EXERCISE REQUIREMENTS:
Search the material below for the word "accent". Copy every line that has it.

[start of DATASET CONTENT]

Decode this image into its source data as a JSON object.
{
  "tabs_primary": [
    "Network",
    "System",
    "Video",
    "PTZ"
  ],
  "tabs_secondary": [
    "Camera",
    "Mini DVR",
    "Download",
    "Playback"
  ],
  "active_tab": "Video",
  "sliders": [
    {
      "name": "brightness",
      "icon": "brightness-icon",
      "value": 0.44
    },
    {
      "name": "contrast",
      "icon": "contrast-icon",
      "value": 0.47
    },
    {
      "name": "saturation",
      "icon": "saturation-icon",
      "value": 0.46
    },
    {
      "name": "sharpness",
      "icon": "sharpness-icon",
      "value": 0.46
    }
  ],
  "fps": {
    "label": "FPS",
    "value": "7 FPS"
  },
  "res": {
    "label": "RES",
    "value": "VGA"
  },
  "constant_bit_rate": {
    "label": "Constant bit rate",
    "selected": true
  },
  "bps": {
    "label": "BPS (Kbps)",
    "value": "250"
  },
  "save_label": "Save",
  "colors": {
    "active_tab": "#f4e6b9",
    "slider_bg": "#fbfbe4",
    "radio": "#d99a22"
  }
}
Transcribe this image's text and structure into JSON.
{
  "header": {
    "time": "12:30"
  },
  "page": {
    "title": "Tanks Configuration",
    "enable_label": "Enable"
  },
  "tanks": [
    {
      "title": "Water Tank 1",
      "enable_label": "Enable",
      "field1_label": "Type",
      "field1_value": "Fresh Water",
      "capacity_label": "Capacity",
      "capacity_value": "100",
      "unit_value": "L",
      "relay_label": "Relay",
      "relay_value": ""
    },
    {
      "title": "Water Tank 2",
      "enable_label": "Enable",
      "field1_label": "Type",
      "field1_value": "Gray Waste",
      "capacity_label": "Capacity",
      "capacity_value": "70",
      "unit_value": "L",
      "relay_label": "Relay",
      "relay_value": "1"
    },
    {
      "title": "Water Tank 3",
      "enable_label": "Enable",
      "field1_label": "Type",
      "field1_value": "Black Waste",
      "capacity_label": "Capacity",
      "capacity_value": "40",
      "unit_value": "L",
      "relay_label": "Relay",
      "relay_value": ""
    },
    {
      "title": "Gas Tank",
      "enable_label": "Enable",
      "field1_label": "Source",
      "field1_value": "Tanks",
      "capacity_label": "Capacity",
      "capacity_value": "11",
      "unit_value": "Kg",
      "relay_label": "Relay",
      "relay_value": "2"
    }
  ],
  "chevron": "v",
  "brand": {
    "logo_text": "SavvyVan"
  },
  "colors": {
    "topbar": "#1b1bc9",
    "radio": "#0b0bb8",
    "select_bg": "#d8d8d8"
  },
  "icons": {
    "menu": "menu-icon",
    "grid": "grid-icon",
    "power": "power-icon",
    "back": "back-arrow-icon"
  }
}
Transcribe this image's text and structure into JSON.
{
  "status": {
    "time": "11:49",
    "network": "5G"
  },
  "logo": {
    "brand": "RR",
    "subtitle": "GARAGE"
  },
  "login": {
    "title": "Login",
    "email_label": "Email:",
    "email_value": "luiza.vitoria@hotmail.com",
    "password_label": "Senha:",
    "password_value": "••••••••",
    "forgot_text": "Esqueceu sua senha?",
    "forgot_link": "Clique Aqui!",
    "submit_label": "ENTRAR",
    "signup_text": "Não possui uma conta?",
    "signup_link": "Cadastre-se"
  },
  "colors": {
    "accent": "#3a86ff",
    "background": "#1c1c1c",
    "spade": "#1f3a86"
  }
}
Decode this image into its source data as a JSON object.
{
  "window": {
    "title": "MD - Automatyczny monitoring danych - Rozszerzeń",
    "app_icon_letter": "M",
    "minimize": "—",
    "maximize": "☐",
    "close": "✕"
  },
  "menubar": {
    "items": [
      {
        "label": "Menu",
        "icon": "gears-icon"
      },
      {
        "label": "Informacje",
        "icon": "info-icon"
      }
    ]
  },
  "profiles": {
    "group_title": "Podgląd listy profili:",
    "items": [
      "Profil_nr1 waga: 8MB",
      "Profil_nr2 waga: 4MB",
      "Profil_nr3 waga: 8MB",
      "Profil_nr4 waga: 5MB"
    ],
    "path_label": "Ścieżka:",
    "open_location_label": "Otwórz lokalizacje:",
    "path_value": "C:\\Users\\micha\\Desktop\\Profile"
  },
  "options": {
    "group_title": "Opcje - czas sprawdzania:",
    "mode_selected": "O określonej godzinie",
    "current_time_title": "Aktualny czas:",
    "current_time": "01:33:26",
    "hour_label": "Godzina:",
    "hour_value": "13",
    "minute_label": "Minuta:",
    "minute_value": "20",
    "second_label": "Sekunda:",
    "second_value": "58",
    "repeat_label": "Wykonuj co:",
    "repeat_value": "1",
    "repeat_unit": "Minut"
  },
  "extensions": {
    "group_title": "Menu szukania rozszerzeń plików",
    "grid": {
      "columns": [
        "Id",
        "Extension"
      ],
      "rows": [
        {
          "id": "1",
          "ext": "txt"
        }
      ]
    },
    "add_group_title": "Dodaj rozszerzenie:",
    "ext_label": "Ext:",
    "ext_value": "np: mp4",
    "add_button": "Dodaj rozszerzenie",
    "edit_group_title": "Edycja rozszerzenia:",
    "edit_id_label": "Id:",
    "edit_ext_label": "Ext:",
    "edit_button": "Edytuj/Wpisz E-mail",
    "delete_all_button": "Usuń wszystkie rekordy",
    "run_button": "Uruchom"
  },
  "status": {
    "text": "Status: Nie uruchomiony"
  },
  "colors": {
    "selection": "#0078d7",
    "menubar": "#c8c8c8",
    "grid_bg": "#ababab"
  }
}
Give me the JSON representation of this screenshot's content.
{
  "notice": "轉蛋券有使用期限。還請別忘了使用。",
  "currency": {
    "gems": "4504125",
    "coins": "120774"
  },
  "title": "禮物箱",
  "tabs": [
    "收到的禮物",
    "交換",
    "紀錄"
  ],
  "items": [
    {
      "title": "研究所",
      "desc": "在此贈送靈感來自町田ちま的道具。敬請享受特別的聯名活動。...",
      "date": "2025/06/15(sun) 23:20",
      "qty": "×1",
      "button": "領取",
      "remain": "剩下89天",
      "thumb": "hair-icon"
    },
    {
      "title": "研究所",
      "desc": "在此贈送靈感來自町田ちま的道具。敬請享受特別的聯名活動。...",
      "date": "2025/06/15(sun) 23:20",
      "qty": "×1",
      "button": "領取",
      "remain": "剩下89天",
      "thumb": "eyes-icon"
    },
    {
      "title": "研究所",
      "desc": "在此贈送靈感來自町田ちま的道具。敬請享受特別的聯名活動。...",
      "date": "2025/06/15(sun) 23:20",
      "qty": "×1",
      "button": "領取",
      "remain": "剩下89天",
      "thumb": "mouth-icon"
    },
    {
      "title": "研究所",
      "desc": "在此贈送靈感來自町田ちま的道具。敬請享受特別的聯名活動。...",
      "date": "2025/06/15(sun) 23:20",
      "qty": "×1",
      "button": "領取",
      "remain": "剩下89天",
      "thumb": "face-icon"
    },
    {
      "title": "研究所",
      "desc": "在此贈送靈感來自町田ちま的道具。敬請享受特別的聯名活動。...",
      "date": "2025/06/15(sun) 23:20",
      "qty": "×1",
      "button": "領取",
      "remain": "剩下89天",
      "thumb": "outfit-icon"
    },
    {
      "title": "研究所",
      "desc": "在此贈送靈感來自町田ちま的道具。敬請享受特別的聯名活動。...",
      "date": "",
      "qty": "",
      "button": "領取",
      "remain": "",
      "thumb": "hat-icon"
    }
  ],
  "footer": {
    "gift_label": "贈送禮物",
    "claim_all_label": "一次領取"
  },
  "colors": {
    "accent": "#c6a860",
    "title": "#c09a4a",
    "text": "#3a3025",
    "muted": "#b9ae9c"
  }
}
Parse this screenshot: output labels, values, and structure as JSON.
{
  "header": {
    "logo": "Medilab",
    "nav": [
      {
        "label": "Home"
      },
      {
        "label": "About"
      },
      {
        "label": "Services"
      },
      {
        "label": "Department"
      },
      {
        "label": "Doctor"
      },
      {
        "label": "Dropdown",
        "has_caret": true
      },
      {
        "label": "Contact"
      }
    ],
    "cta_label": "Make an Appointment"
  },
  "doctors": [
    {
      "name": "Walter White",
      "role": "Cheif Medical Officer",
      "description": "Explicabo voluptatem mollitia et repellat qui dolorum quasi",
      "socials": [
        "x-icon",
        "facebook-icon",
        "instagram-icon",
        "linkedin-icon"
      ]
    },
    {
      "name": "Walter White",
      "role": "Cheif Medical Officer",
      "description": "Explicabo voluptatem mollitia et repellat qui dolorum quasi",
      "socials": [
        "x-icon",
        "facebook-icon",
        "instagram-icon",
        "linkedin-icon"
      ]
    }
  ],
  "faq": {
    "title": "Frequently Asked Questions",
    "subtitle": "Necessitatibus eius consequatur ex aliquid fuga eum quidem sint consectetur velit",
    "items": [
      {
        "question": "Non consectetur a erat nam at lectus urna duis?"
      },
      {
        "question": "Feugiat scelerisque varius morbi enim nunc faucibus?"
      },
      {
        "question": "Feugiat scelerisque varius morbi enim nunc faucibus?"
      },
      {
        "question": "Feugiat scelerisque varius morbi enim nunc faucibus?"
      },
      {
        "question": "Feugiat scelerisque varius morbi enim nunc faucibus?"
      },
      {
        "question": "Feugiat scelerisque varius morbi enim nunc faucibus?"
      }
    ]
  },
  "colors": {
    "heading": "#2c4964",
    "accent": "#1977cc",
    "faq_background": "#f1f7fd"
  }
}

[end of DATASET CONTENT]

EXPECTED ANSWER:
    "accent": "#3a86ff",
    "accent": "#c6a860",
    "accent": "#1977cc",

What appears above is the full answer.